* PROBLEM
Please write out every line of the entries below word for word, changing nothing.

# start of THE INPUT

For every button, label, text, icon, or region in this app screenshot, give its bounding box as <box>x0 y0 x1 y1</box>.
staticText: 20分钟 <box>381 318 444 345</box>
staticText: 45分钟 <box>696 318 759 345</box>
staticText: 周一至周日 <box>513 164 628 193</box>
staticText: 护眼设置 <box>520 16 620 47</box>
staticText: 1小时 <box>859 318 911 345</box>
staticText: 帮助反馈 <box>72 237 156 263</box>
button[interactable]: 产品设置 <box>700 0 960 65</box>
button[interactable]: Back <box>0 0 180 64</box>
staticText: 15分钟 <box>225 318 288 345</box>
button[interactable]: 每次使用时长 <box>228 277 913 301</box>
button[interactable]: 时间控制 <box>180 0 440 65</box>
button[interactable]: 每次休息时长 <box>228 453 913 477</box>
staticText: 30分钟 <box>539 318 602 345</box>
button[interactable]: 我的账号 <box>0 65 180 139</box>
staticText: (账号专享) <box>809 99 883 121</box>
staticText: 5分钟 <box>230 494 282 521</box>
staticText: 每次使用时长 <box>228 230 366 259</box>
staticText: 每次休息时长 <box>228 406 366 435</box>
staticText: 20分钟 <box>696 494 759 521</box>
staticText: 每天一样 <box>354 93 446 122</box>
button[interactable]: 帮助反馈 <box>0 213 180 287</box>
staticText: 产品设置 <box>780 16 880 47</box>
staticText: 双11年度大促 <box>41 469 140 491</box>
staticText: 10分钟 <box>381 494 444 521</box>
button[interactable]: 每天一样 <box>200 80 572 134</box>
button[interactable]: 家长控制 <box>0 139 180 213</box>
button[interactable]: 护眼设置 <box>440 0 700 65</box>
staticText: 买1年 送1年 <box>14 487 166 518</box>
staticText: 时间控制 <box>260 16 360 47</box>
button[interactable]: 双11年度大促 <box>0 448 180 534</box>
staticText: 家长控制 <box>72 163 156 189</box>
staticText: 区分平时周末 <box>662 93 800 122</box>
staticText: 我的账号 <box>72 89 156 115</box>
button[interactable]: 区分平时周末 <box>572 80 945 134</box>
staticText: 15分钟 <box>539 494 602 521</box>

# end of THE INPUT

* SOLUTION
For every button, label, text, icon, or region in this app screenshot, give its bounding box as <box>x0 y0 x1 y1</box>.
staticText: 20分钟 <box>381 318 444 345</box>
staticText: 45分钟 <box>696 318 759 345</box>
staticText: 周一至周日 <box>513 164 628 193</box>
staticText: 护眼设置 <box>520 16 620 47</box>
staticText: 1小时 <box>859 318 911 345</box>
staticText: 帮助反馈 <box>72 237 156 263</box>
button[interactable]: 产品设置 <box>700 0 960 65</box>
button[interactable]: Back <box>0 0 180 64</box>
staticText: 15分钟 <box>225 318 288 345</box>
button[interactable]: 每次使用时长 <box>228 277 913 301</box>
button[interactable]: 时间控制 <box>180 0 440 65</box>
button[interactable]: 每次休息时长 <box>228 453 913 477</box>
staticText: 30分钟 <box>539 318 602 345</box>
button[interactable]: 我的账号 <box>0 65 180 139</box>
staticText: (账号专享) <box>809 99 883 121</box>
staticText: 5分钟 <box>230 494 282 521</box>
staticText: 每次使用时长 <box>228 230 366 259</box>
staticText: 每次休息时长 <box>228 406 366 435</box>
staticText: 20分钟 <box>696 494 759 521</box>
staticText: 每天一样 <box>354 93 446 122</box>
button[interactable]: 帮助反馈 <box>0 213 180 287</box>
staticText: 产品设置 <box>780 16 880 47</box>
staticText: 双11年度大促 <box>41 469 140 491</box>
staticText: 10分钟 <box>381 494 444 521</box>
button[interactable]: 每天一样 <box>200 80 572 134</box>
button[interactable]: 家长控制 <box>0 139 180 213</box>
button[interactable]: 护眼设置 <box>440 0 700 65</box>
staticText: 买1年 送1年 <box>14 487 166 518</box>
staticText: 时间控制 <box>260 16 360 47</box>
button[interactable]: 双11年度大促 <box>0 448 180 534</box>
staticText: 家长控制 <box>72 163 156 189</box>
staticText: 区分平时周末 <box>662 93 800 122</box>
staticText: 我的账号 <box>72 89 156 115</box>
button[interactable]: 区分平时周末 <box>572 80 945 134</box>
staticText: 15分钟 <box>539 494 602 521</box>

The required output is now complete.